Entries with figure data
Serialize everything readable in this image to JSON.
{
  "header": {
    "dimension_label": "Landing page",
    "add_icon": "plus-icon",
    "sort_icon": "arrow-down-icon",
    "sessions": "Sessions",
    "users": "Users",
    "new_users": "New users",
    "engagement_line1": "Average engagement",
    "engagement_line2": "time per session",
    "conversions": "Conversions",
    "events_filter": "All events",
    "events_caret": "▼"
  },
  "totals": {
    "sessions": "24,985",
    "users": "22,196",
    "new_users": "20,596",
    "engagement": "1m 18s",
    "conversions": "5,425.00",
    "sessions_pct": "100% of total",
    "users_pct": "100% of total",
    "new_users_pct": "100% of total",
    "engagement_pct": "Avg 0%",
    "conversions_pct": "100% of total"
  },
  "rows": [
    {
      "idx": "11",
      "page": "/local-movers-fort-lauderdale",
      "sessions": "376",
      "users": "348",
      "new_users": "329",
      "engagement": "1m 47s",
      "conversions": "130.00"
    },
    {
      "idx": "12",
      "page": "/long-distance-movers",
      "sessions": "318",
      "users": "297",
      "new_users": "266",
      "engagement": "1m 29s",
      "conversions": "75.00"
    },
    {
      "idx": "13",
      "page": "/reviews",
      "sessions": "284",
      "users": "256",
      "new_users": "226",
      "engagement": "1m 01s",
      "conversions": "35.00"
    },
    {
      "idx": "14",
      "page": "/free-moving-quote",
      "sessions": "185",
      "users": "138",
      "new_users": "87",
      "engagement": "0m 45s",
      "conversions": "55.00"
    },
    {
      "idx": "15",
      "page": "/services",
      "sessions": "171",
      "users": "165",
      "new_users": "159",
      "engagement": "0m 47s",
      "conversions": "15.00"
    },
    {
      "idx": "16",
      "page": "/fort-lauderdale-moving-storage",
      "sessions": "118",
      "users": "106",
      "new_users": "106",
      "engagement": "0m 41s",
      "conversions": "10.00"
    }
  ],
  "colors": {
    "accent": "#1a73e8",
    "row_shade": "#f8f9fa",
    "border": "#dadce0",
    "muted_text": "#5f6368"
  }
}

= WRITTEN TASK =
Scan the listing above and identify each line holding the string "movers"; copy every such line.

= TASK SOLUTION =
      "page": "/local-movers-fort-lauderdale",
      "page": "/long-distance-movers",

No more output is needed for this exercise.